Task details
Reproduce every line in the listing that contains the word "type".

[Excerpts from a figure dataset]
□ □ □ □ □

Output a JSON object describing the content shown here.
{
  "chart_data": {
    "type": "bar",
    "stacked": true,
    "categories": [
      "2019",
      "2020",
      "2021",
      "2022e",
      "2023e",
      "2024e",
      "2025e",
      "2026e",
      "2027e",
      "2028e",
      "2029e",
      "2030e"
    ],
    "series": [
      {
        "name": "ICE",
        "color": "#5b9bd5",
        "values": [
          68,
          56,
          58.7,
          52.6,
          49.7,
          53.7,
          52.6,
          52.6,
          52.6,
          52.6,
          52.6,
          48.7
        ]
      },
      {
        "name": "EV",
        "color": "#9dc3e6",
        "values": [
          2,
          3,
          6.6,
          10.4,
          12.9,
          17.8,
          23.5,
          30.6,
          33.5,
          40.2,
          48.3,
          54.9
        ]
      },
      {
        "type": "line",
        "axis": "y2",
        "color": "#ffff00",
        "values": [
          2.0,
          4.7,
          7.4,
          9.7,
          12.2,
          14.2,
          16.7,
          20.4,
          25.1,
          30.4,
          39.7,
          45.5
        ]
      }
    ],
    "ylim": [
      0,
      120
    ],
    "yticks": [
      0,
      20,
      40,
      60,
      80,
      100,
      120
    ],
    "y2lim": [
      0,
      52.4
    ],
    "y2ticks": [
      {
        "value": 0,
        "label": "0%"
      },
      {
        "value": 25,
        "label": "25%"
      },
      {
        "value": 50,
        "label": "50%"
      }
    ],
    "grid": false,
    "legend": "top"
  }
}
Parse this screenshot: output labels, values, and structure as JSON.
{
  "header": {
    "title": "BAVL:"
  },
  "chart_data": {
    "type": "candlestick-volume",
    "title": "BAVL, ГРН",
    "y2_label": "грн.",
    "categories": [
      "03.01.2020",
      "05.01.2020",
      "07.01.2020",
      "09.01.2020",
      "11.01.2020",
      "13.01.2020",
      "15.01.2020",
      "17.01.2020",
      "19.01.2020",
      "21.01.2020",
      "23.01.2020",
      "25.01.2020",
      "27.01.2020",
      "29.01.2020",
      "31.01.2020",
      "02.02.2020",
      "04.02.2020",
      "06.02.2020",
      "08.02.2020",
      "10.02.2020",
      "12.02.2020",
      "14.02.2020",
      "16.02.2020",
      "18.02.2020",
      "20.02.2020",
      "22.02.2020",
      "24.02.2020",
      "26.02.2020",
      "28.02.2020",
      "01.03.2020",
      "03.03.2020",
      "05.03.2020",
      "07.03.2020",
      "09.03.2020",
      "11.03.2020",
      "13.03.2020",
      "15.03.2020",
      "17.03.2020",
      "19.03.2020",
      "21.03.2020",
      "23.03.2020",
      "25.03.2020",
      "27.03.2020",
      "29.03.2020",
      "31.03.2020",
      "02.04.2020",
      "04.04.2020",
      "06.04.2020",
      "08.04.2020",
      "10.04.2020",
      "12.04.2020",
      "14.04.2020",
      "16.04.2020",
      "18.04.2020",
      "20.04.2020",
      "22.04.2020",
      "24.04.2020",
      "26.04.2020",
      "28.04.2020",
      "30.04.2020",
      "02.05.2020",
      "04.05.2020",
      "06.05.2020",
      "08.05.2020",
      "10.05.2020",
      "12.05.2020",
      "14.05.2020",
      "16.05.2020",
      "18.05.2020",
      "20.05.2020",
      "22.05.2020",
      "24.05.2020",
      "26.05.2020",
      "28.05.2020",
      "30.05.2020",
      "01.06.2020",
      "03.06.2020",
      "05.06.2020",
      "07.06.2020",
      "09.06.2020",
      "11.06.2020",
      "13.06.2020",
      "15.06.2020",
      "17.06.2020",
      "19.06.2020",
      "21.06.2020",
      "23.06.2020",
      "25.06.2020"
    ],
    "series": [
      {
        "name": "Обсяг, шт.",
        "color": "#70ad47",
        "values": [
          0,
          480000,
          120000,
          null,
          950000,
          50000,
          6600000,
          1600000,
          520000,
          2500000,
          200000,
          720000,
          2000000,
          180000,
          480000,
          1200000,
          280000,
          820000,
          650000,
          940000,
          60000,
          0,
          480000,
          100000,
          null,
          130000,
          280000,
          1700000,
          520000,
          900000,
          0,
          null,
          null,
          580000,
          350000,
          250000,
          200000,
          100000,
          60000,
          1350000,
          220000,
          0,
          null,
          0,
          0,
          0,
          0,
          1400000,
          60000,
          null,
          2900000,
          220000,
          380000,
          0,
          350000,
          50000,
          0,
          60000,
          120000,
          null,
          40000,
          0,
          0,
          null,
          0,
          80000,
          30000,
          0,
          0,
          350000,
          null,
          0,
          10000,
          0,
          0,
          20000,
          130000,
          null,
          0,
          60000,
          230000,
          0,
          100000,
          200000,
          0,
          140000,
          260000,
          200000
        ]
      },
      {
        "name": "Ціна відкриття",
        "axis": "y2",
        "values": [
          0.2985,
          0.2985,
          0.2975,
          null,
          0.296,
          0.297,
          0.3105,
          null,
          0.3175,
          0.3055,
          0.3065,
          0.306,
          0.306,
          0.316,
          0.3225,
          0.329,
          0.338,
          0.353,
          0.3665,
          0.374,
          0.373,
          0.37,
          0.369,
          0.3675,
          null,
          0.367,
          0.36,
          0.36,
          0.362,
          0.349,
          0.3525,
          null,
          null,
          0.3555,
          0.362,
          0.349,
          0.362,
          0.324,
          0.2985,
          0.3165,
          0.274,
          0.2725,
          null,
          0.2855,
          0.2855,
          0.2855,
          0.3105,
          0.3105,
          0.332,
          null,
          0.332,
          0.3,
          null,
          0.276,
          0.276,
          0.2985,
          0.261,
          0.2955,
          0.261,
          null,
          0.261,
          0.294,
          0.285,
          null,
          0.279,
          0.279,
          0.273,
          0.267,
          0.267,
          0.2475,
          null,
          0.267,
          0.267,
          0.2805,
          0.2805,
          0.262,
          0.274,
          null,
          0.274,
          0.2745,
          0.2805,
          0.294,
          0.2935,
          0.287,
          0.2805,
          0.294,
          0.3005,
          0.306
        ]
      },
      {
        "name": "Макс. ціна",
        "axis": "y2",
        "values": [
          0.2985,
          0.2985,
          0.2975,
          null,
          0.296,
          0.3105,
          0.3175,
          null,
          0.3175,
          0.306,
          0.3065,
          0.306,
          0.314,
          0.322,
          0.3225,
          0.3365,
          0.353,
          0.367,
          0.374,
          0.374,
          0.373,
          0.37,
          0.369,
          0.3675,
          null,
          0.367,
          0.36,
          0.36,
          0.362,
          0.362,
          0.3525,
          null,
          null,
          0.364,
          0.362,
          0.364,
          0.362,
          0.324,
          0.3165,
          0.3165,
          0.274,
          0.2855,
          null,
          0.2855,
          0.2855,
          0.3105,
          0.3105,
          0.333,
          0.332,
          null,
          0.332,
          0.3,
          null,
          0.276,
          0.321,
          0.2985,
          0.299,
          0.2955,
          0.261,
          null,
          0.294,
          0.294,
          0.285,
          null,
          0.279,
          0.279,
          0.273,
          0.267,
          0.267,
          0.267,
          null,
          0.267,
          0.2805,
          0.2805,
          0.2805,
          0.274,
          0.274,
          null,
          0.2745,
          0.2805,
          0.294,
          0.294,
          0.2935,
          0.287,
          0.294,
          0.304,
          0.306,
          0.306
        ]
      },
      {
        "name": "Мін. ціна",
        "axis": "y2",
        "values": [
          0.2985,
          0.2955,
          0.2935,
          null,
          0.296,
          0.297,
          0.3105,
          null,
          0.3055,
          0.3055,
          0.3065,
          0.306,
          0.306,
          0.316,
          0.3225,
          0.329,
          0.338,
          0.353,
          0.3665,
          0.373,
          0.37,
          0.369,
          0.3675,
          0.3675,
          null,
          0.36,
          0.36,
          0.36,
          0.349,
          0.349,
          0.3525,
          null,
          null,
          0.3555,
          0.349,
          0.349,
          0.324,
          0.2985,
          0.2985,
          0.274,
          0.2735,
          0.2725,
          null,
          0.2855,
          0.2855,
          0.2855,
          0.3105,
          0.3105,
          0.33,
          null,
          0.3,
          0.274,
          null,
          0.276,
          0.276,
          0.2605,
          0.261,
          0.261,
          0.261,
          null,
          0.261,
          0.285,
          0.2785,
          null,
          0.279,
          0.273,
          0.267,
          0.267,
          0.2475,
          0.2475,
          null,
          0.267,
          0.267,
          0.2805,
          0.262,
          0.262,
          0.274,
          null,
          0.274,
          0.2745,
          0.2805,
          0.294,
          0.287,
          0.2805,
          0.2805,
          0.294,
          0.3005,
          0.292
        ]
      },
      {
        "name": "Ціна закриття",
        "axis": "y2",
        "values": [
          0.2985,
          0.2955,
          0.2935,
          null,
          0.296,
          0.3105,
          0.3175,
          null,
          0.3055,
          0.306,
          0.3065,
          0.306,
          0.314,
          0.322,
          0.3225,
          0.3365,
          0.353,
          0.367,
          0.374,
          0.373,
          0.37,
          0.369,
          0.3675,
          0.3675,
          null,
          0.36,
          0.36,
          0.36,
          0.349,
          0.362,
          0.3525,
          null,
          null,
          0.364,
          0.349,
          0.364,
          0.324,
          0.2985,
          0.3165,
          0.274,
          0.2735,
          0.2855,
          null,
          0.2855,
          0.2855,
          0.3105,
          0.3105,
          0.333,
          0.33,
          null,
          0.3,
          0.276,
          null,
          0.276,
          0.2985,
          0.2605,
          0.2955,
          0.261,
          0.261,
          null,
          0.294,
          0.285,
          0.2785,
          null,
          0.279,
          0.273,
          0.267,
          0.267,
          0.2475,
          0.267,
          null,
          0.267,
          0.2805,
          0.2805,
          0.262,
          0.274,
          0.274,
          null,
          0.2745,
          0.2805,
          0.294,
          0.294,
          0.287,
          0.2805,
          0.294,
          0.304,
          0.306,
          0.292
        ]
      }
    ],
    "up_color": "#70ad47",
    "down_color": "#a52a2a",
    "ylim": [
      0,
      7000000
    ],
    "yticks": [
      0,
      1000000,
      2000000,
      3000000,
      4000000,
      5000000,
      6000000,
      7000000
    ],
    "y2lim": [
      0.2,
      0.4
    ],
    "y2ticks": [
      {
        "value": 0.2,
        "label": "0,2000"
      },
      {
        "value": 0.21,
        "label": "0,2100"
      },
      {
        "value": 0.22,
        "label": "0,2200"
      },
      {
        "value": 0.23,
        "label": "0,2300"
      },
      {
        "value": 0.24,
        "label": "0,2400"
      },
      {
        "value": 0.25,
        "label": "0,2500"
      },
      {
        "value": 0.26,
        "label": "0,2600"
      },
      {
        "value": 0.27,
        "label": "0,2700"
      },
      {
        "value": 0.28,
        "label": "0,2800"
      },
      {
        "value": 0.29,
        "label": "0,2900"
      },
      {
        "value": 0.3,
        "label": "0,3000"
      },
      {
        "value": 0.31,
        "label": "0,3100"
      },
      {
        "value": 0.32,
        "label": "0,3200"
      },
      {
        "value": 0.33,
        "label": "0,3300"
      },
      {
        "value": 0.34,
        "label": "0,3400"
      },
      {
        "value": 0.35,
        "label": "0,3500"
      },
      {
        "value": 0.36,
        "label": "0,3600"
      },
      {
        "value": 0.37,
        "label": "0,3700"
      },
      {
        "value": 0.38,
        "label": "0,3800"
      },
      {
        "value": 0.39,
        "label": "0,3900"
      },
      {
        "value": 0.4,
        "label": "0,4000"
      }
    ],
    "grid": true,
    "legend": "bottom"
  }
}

□ □ □ □ □

Complete answer
    "type": "bar",
        "type": "line",
    "type": "candlestick-volume",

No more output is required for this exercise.